Extracted records>
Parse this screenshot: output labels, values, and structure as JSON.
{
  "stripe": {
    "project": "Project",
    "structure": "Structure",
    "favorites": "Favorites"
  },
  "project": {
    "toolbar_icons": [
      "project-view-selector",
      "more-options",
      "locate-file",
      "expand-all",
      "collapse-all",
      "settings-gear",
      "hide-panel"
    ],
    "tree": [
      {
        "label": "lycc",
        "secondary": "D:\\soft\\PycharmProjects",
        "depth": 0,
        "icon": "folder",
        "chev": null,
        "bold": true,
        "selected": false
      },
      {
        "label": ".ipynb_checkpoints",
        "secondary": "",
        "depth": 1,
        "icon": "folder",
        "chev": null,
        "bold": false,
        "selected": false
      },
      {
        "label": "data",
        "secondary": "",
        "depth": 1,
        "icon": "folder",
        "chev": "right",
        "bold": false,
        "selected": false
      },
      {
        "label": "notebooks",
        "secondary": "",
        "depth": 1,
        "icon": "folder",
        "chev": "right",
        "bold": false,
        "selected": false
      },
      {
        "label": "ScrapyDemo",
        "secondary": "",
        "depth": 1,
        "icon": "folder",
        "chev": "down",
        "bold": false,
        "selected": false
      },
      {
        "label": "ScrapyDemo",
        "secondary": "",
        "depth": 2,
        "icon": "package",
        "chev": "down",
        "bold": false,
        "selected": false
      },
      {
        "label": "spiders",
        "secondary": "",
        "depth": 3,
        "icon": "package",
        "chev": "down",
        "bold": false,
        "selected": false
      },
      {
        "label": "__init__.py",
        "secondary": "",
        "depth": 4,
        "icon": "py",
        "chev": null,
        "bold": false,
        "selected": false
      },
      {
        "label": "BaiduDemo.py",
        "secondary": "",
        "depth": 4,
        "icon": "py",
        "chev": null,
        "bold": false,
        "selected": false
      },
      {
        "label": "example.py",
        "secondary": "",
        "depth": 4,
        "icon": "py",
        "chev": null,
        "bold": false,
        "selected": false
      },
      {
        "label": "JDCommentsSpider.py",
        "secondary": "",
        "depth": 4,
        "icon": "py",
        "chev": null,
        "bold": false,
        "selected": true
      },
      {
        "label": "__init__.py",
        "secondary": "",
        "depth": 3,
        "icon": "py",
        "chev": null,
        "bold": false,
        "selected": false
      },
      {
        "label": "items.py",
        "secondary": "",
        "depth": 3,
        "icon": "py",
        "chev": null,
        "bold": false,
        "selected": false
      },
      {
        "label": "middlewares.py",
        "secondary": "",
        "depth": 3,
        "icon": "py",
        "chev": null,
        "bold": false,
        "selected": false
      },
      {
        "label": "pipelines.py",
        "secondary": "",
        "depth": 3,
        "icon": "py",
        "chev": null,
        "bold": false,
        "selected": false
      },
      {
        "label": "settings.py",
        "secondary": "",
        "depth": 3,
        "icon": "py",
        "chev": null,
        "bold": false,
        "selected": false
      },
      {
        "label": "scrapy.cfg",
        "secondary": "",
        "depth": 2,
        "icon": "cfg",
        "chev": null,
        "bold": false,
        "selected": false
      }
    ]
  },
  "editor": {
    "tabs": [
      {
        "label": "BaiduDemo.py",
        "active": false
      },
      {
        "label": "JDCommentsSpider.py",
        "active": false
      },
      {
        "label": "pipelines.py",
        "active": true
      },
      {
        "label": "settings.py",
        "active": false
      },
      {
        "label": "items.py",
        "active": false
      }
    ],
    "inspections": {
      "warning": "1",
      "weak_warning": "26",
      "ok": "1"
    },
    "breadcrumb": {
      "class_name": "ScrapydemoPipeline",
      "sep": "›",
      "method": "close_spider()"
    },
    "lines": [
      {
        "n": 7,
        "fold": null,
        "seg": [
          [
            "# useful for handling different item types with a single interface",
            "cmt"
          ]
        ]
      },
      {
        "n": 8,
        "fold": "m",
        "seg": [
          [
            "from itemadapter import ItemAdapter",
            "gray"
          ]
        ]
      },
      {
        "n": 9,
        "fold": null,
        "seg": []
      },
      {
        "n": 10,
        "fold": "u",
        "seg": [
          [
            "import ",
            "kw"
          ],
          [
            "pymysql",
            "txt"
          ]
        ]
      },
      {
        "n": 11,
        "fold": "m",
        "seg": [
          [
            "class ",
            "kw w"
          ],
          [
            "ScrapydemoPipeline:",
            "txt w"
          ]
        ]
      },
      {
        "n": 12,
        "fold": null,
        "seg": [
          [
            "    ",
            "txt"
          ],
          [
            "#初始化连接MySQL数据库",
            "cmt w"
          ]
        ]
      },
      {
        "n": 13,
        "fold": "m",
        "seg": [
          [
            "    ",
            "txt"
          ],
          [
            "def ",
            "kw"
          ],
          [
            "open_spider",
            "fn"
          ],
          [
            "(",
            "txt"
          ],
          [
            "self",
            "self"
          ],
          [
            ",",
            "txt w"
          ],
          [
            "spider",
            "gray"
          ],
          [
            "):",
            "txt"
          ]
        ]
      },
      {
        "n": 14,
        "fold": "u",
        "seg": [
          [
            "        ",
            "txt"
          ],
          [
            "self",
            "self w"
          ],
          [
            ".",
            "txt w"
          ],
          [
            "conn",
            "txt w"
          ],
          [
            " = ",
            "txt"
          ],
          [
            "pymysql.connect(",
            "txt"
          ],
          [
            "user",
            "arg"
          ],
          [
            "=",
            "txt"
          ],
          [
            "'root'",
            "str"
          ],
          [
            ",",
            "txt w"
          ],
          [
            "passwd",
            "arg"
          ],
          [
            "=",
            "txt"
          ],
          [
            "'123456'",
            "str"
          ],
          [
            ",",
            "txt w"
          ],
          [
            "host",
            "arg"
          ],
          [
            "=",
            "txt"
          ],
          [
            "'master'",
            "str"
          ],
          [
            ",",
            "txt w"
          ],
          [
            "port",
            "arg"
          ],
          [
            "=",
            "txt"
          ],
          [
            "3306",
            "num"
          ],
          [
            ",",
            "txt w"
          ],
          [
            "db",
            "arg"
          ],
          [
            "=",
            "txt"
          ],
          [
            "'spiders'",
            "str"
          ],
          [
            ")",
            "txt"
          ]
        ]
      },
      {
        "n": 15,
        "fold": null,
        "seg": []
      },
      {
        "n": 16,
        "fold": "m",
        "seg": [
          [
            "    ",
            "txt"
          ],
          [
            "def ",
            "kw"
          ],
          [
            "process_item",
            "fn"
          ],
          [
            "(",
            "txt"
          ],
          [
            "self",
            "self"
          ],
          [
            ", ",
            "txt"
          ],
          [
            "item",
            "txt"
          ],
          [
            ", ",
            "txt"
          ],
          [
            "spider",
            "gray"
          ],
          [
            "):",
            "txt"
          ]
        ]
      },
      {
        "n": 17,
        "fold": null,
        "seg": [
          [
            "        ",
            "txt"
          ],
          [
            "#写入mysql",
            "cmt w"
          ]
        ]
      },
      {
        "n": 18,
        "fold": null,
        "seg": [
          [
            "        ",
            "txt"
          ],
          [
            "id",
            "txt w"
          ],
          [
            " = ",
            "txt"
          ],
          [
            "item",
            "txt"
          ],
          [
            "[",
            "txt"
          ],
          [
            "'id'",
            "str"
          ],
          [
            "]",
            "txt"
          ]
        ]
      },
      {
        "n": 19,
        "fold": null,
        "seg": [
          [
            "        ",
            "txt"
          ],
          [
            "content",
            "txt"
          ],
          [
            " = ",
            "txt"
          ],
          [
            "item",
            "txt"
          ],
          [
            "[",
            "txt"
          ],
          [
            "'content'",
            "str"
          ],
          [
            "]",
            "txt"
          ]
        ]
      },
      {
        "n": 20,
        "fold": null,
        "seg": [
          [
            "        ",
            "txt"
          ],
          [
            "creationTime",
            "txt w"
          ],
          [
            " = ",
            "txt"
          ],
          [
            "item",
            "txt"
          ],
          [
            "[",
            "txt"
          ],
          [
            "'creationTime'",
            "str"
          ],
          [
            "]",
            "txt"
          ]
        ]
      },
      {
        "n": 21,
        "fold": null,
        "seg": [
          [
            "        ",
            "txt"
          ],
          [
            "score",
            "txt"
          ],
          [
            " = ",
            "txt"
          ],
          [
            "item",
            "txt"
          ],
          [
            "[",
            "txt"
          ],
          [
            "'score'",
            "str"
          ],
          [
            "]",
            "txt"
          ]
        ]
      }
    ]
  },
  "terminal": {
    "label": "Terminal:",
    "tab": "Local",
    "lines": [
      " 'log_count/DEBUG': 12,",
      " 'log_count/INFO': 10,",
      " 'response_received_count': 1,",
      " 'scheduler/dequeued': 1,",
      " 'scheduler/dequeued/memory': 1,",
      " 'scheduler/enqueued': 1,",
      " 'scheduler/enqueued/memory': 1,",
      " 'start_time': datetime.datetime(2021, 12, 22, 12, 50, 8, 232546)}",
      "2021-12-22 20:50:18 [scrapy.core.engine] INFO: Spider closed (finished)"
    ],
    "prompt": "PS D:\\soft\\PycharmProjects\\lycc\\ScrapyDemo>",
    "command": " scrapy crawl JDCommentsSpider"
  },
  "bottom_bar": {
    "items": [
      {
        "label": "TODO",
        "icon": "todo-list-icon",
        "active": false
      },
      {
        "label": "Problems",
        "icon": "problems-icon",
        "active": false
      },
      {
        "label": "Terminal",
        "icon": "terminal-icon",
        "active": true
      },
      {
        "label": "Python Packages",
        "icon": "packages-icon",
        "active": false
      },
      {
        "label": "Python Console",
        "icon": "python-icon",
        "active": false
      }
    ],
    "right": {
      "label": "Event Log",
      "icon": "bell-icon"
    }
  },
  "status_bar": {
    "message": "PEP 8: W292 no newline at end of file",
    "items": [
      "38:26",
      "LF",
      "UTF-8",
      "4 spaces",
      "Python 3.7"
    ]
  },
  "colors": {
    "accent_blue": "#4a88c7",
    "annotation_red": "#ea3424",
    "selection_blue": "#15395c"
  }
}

Problem requirements> From the listing, copy each line containing the word "scheduler".

Result for this task>
      " 'scheduler/dequeued': 1,",
      " 'scheduler/dequeued/memory': 1,",
      " 'scheduler/enqueued': 1,",
      " 'scheduler/enqueued/memory': 1,",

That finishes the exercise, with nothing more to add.